**The data**
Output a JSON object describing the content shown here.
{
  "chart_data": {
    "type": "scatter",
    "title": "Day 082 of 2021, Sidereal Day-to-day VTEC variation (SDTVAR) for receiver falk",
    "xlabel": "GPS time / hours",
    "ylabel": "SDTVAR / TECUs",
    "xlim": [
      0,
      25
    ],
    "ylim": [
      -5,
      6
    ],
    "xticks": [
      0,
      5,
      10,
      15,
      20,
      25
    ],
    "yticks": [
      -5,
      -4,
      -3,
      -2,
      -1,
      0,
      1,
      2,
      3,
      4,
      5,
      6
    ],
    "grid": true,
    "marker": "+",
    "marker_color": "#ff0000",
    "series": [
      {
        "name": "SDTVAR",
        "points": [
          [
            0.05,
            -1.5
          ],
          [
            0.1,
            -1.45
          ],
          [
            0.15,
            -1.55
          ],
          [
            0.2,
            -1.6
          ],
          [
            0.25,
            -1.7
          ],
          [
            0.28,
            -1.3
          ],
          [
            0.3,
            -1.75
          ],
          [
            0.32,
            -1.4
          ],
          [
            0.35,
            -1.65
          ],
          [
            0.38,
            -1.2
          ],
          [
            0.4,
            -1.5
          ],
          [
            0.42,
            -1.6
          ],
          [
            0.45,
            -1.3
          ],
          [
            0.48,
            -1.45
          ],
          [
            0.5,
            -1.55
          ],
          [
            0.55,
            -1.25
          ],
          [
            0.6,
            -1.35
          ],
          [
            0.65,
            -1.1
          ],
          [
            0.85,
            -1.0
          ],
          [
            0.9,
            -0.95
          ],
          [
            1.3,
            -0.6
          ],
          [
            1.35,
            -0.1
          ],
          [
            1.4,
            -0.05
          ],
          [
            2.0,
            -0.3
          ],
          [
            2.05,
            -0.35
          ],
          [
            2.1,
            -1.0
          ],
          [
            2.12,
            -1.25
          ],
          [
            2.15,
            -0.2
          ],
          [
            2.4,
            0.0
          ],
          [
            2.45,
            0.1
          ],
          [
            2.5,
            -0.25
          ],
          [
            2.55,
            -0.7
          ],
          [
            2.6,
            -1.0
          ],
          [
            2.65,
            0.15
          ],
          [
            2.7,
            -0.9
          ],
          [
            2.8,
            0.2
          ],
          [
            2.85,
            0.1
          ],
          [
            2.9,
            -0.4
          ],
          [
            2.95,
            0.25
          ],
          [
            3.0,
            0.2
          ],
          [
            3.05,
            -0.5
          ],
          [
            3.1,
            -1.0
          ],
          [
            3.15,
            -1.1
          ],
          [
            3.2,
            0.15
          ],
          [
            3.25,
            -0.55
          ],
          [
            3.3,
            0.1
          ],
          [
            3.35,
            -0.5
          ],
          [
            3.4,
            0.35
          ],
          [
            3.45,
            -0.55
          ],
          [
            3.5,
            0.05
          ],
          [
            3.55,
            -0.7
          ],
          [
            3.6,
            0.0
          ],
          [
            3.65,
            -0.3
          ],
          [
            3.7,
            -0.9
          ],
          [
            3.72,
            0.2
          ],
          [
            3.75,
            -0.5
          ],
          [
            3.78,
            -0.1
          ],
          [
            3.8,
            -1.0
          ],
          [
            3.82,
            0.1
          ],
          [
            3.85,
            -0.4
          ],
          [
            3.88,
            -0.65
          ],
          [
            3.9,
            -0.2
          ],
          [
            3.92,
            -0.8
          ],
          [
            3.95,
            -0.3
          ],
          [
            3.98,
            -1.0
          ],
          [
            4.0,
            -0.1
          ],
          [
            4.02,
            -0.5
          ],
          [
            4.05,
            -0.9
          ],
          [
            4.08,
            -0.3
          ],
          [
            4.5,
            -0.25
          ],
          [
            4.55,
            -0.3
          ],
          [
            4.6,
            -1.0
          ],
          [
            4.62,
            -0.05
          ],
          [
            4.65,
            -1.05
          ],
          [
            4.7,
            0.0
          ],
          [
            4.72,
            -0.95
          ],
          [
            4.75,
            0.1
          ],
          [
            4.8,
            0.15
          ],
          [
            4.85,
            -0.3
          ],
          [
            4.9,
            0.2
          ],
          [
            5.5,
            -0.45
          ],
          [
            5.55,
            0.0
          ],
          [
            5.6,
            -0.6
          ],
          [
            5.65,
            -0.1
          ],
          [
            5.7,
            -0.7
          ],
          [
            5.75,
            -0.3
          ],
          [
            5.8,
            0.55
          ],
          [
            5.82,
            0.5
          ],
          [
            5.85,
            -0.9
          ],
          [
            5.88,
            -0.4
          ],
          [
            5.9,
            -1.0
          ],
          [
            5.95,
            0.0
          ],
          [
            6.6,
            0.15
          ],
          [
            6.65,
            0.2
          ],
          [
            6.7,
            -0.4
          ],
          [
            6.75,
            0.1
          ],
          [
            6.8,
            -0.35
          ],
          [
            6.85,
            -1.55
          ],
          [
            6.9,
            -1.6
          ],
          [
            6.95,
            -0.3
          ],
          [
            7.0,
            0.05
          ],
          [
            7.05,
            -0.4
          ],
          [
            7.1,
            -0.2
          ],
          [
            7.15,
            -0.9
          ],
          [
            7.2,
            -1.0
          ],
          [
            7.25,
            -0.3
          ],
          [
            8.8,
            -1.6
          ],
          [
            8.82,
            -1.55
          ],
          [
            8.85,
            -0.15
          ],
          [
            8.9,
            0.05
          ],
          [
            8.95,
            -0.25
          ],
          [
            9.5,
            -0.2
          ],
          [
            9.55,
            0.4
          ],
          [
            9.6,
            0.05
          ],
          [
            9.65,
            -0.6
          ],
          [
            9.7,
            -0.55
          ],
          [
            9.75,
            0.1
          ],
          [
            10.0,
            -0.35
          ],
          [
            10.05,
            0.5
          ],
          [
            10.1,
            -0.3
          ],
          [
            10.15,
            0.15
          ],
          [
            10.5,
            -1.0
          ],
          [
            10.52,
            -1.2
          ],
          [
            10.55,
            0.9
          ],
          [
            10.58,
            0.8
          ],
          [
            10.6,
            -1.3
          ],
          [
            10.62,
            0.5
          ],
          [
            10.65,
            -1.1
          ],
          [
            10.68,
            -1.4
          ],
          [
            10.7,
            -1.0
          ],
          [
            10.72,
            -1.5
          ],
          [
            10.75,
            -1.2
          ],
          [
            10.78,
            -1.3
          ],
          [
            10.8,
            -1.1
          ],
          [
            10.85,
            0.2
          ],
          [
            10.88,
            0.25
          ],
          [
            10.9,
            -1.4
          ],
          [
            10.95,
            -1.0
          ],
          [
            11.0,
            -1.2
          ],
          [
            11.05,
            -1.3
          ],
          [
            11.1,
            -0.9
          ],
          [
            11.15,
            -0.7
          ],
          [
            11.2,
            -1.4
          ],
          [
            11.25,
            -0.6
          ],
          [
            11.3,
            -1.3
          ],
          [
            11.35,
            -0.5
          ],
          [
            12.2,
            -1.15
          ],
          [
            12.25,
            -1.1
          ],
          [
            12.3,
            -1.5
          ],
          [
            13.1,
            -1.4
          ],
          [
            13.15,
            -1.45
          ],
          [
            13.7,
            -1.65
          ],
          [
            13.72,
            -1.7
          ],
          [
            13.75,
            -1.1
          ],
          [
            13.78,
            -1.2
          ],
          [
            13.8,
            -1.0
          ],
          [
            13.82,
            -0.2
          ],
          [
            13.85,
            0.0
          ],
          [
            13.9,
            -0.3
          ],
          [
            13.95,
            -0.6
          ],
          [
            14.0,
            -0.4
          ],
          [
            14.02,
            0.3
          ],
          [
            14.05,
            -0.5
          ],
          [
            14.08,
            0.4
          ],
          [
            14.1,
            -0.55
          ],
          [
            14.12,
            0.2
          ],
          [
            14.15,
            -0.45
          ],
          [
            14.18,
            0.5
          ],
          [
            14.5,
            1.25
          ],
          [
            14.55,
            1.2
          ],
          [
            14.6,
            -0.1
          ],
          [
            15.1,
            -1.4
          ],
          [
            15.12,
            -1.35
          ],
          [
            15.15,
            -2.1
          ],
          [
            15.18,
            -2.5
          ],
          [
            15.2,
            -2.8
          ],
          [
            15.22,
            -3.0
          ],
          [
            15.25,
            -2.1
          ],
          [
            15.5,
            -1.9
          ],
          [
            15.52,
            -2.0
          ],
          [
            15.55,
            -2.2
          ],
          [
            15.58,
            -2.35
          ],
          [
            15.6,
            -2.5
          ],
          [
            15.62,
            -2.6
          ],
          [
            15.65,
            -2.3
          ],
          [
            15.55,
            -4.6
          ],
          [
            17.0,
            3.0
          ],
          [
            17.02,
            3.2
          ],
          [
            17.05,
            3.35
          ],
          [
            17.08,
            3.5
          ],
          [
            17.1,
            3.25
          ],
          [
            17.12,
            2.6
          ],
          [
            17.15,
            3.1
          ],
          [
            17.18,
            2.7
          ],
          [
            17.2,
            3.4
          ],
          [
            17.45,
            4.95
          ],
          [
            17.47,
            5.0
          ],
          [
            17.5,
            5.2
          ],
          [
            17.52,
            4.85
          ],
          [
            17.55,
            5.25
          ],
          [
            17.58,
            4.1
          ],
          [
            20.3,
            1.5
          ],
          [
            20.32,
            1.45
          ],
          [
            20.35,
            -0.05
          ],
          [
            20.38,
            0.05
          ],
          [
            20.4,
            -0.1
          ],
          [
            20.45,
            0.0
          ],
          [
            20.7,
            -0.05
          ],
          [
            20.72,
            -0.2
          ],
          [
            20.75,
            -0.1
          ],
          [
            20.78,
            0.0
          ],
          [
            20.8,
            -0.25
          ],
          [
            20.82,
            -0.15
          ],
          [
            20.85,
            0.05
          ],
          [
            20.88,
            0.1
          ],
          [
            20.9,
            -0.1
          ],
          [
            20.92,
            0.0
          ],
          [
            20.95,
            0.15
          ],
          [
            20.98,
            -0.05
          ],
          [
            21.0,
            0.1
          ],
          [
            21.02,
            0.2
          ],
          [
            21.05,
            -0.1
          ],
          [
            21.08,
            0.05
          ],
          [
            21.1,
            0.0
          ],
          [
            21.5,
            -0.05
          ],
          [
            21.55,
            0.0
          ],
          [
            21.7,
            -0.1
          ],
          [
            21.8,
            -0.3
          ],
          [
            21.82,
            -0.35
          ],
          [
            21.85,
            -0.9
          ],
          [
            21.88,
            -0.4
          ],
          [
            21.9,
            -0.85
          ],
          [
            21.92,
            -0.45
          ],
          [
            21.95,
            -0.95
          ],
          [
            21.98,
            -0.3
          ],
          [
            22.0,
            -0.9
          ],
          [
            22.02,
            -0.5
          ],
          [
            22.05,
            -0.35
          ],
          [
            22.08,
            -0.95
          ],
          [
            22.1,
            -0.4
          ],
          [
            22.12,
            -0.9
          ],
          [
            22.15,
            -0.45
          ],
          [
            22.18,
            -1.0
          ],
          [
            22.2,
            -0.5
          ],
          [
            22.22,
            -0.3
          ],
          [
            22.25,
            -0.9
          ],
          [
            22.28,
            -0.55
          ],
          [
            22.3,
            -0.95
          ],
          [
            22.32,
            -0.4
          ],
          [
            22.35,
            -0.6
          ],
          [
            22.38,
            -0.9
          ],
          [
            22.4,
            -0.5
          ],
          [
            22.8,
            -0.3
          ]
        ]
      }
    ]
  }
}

**Task instructions**
Read the entries and select each line where the word "SDTVAR" is found.

**Written response**
    "title": "Day 082 of 2021, Sidereal Day-to-day VTEC variation (SDTVAR) for receiver falk",
    "ylabel": "SDTVAR / TECUs",
        "name": "SDTVAR",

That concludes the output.